**The exercise**:
Would you write out the listing verbatim and skip every picture in it?

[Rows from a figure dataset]
[Begin]
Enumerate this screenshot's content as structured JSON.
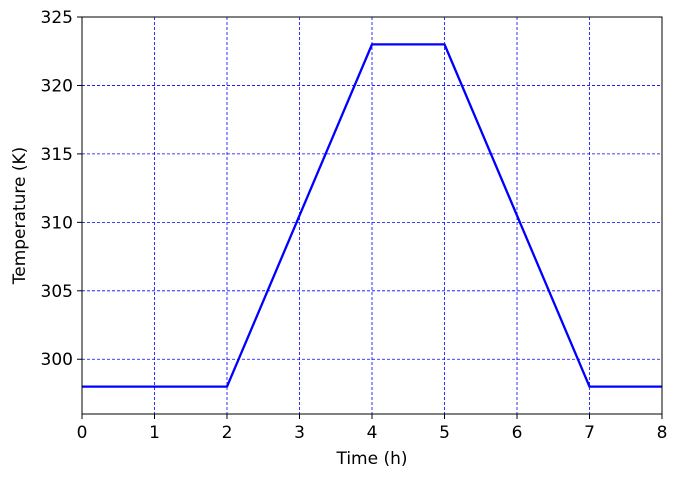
{
  "chart_data": {
    "type": "line",
    "xlabel": "Time (h)",
    "ylabel": "Temperature (K)",
    "xlim": [
      0,
      8
    ],
    "ylim": [
      296,
      325
    ],
    "xticks": [
      0,
      1,
      2,
      3,
      4,
      5,
      6,
      7,
      8
    ],
    "yticks": [
      300,
      305,
      310,
      315,
      320,
      325
    ],
    "grid": true,
    "grid_color": "#0000ff",
    "series": [
      {
        "color": "#0000ff",
        "x": [
          0,
          2,
          4,
          5,
          7,
          8
        ],
        "y": [
          298,
          298,
          323,
          323,
          298,
          298
        ]
      }
    ]
  }
}
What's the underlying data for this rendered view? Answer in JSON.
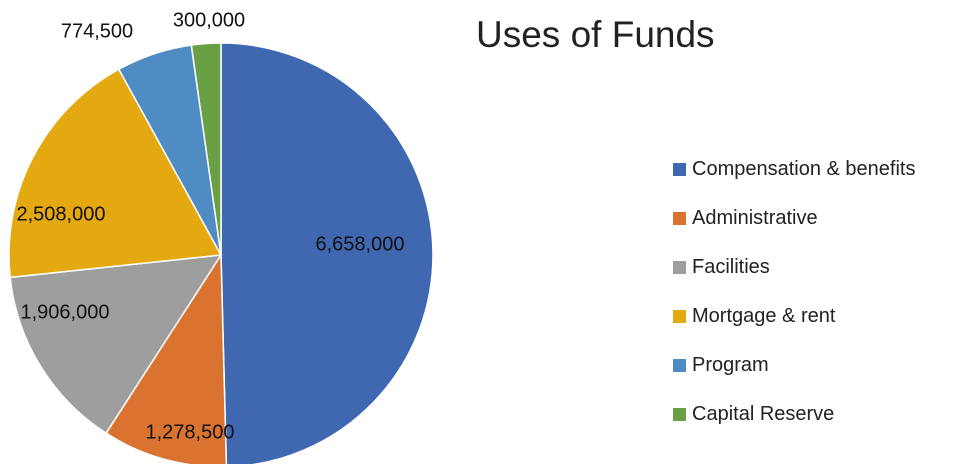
{
  "chart_data": {
    "type": "pie",
    "title": "Uses of Funds",
    "legend": "right",
    "start_angle": "top, clockwise",
    "slices": [
      {
        "label": "Compensation & benefits",
        "value": 6658000,
        "value_label": "6,658,000",
        "color": "#4068B0"
      },
      {
        "label": "Administrative",
        "value": 1278500,
        "value_label": "1,278,500",
        "color": "#D9732F"
      },
      {
        "label": "Facilities",
        "value": 1906000,
        "value_label": "1,906,000",
        "color": "#9E9E9E"
      },
      {
        "label": "Mortgage & rent",
        "value": 2508000,
        "value_label": "2,508,000",
        "color": "#E4A910"
      },
      {
        "label": "Program",
        "value": 774500,
        "value_label": "774,500",
        "color": "#4F8CC4"
      },
      {
        "label": "Capital Reserve",
        "value": 300000,
        "value_label": "300,000",
        "color": "#69A046"
      }
    ]
  }
}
[End]
**Answer for this exercise**:
Enumerate this screenshot's content as structured JSON.
{
  "chart_data": {
    "type": "line",
    "xlabel": "Time (h)",
    "ylabel": "Temperature (K)",
    "xlim": [
      0,
      8
    ],
    "ylim": [
      296,
      325
    ],
    "xticks": [
      0,
      1,
      2,
      3,
      4,
      5,
      6,
      7,
      8
    ],
    "yticks": [
      300,
      305,
      310,
      315,
      320,
      325
    ],
    "grid": true,
    "grid_color": "#0000ff",
    "series": [
      {
        "color": "#0000ff",
        "x": [
          0,
          2,
          4,
          5,
          7,
          8
        ],
        "y": [
          298,
          298,
          323,
          323,
          298,
          298
        ]
      }
    ]
  }
}
What's the underlying data for this rendered view? Answer in JSON.
{
  "chart_data": {
    "type": "pie",
    "title": "Uses of Funds",
    "legend": "right",
    "start_angle": "top, clockwise",
    "slices": [
      {
        "label": "Compensation & benefits",
        "value": 6658000,
        "value_label": "6,658,000",
        "color": "#4068B0"
      },
      {
        "label": "Administrative",
        "value": 1278500,
        "value_label": "1,278,500",
        "color": "#D9732F"
      },
      {
        "label": "Facilities",
        "value": 1906000,
        "value_label": "1,906,000",
        "color": "#9E9E9E"
      },
      {
        "label": "Mortgage & rent",
        "value": 2508000,
        "value_label": "2,508,000",
        "color": "#E4A910"
      },
      {
        "label": "Program",
        "value": 774500,
        "value_label": "774,500",
        "color": "#4F8CC4"
      },
      {
        "label": "Capital Reserve",
        "value": 300000,
        "value_label": "300,000",
        "color": "#69A046"
      }
    ]
  }
}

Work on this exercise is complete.